§ **GIVEN INSTRUCTION**
Below are entries. Pull out all lines containing "ylabel".

§ **DATA PROVIDED**
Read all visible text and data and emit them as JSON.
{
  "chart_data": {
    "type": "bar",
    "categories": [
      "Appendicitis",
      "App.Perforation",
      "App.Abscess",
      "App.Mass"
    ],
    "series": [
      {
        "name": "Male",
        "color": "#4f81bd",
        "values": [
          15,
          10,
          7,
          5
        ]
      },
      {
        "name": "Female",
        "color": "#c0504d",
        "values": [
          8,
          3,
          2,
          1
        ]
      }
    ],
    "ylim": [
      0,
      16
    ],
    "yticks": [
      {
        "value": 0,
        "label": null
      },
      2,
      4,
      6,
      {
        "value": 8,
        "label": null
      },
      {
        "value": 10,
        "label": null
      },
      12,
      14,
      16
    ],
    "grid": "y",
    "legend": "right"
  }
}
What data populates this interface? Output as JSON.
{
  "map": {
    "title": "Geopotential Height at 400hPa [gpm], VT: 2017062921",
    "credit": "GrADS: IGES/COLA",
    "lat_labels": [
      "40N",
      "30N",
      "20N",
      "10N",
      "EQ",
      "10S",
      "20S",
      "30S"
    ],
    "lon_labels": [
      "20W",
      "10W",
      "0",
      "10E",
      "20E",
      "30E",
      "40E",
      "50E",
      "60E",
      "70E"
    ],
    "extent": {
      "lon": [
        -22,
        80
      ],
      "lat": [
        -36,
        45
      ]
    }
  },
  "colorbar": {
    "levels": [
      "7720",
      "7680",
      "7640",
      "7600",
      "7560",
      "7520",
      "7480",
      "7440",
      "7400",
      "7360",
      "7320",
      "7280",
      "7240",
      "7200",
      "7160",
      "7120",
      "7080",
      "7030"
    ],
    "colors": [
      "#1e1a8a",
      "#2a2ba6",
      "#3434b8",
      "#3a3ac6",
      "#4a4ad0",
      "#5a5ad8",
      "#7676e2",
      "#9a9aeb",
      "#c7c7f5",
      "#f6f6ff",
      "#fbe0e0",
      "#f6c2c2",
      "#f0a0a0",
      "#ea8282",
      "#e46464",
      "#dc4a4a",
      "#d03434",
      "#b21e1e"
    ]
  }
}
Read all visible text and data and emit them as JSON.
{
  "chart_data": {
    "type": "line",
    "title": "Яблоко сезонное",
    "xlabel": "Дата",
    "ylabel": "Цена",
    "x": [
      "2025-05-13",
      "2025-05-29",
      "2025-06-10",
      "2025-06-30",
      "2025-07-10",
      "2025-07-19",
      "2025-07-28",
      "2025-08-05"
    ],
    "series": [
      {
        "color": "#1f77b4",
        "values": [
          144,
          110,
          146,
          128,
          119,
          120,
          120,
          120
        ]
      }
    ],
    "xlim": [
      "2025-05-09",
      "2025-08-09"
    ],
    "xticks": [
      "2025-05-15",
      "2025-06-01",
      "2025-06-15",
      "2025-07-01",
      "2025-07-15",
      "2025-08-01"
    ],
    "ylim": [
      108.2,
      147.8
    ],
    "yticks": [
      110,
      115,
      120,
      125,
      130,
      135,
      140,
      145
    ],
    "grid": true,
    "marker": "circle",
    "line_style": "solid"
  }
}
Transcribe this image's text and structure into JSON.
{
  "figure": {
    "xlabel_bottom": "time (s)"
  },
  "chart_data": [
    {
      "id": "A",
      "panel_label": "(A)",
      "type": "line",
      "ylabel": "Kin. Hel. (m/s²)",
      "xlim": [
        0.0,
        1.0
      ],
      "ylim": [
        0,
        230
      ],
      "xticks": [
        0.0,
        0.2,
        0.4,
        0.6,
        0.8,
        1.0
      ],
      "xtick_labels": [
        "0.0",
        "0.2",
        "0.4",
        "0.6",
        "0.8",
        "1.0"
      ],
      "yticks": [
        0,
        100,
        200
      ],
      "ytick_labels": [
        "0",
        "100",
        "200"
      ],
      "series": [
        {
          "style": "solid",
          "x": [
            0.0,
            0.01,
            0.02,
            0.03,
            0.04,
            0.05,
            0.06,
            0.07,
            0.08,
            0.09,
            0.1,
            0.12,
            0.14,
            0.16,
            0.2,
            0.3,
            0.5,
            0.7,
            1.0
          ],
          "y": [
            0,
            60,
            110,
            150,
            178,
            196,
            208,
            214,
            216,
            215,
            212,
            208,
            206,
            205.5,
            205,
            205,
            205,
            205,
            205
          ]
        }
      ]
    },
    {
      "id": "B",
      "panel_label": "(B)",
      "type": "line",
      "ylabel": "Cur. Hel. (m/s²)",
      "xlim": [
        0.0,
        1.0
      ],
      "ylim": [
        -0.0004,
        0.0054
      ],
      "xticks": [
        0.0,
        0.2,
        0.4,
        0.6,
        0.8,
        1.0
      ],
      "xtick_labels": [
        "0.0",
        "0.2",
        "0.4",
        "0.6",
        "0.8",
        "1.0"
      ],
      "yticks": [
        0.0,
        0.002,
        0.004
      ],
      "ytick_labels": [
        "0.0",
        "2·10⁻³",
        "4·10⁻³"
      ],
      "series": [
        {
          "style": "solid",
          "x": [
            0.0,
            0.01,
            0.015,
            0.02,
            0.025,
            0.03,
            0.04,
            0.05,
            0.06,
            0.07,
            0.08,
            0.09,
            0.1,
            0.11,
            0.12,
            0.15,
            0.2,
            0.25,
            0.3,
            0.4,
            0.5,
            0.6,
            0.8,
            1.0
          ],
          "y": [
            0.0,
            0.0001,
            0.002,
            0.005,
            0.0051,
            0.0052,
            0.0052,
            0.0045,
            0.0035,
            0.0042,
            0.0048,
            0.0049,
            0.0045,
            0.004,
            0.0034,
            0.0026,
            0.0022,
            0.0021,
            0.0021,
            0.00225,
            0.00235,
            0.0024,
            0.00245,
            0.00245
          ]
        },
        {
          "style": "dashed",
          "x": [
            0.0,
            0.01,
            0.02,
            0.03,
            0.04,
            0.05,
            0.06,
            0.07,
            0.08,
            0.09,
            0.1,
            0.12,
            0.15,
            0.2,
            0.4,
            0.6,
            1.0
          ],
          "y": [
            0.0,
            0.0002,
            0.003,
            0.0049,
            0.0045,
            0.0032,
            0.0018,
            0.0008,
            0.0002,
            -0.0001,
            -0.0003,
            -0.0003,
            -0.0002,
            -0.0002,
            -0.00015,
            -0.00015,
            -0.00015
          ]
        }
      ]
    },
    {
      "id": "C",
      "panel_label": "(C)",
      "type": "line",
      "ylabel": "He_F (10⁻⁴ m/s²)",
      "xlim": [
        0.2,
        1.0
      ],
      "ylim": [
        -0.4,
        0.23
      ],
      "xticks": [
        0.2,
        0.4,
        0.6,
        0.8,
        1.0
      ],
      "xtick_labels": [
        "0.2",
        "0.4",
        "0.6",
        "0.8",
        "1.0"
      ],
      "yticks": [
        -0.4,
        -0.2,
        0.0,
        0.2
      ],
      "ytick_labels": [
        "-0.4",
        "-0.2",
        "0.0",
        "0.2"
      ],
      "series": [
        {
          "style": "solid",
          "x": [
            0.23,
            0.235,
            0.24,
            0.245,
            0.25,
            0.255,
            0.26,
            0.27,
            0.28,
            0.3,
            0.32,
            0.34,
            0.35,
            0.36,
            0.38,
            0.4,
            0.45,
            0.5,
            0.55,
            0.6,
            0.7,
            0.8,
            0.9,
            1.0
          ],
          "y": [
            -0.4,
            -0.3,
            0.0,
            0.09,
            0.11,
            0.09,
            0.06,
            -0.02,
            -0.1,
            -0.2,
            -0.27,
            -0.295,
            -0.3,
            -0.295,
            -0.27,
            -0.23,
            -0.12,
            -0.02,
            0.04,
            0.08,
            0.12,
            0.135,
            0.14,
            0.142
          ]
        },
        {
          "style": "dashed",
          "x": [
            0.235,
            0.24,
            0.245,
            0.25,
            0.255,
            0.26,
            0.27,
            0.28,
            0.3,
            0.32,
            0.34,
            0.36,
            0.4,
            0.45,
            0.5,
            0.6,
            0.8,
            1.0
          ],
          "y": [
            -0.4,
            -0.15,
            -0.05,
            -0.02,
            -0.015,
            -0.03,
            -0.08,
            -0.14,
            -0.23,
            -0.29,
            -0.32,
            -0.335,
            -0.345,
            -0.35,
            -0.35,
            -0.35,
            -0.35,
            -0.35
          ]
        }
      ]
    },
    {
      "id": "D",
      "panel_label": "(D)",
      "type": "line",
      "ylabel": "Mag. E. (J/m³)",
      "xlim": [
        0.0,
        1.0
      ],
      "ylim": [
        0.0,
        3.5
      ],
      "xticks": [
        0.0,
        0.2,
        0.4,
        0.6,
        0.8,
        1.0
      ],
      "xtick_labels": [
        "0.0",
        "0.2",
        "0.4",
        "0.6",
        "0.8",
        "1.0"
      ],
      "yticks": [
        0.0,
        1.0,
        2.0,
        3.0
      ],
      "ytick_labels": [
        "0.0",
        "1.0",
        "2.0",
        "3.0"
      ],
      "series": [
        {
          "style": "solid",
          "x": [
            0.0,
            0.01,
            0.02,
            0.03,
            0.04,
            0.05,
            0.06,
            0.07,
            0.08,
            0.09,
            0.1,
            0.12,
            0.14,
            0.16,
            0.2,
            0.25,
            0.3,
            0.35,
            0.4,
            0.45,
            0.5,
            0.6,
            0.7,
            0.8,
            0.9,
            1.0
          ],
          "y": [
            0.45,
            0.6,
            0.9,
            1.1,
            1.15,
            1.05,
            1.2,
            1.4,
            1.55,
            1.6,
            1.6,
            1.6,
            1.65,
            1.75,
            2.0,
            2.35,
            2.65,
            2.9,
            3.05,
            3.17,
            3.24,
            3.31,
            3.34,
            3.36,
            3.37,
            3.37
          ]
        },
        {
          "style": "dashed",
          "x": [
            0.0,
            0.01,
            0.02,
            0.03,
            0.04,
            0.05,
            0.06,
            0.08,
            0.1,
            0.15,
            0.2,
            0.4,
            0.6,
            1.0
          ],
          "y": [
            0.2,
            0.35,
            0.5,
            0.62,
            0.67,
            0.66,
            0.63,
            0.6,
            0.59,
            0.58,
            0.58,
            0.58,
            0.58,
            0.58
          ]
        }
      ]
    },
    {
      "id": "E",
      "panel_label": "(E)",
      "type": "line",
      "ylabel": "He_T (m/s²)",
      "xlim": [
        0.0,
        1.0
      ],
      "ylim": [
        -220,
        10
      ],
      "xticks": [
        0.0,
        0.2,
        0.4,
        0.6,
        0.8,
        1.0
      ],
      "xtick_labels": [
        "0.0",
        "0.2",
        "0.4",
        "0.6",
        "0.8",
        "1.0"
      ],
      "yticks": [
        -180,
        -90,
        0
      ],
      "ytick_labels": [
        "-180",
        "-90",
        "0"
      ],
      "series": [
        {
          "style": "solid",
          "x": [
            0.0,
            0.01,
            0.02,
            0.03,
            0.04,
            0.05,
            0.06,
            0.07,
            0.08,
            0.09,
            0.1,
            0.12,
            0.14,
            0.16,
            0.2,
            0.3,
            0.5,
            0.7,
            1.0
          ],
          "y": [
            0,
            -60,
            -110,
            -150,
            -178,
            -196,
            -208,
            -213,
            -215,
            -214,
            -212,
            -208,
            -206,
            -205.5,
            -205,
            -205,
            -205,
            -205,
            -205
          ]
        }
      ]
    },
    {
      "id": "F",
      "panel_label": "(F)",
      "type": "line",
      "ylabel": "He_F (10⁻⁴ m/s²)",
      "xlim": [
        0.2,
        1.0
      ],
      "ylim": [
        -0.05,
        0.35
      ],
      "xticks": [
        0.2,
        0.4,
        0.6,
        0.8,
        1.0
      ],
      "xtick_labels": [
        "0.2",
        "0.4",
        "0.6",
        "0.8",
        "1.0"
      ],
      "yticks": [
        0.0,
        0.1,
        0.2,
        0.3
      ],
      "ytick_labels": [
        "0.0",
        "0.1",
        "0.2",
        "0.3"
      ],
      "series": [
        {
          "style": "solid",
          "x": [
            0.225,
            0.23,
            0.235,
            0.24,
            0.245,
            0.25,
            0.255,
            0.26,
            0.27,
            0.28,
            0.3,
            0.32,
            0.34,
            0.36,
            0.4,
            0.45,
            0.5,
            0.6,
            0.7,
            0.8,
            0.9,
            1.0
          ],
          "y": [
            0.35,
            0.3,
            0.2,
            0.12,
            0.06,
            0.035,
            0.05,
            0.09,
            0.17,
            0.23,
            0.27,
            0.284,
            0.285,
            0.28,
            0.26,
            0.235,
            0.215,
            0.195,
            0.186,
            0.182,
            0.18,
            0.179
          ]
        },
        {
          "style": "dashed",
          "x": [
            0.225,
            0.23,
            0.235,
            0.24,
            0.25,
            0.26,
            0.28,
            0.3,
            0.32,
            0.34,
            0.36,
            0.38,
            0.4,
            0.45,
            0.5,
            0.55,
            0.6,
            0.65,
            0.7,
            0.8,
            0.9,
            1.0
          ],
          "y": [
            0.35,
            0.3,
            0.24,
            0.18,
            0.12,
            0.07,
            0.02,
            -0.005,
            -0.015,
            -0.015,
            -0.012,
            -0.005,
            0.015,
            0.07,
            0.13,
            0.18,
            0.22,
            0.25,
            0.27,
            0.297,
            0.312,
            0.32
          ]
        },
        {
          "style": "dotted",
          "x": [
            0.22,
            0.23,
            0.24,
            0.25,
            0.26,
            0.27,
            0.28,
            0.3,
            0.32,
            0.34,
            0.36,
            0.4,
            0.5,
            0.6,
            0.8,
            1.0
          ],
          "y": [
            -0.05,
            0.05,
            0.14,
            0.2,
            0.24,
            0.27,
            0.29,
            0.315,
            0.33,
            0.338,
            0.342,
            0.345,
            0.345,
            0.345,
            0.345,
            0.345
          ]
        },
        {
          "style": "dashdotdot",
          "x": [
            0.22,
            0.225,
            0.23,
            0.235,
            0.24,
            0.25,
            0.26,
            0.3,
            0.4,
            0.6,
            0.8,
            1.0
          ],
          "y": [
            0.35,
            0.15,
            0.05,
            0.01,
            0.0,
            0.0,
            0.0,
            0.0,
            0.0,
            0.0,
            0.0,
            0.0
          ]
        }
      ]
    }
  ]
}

§ **THE REPLY**
    "ylabel": "Цена",
      "ylabel": "Kin. Hel. (m/s²)",
      "ylabel": "Cur. Hel. (m/s²)",
      "ylabel": "He_F (10⁻⁴ m/s²)",
      "ylabel": "Mag. E. (J/m³)",
      "ylabel": "He_T (m/s²)",
      "ylabel": "He_F (10⁻⁴ m/s²)",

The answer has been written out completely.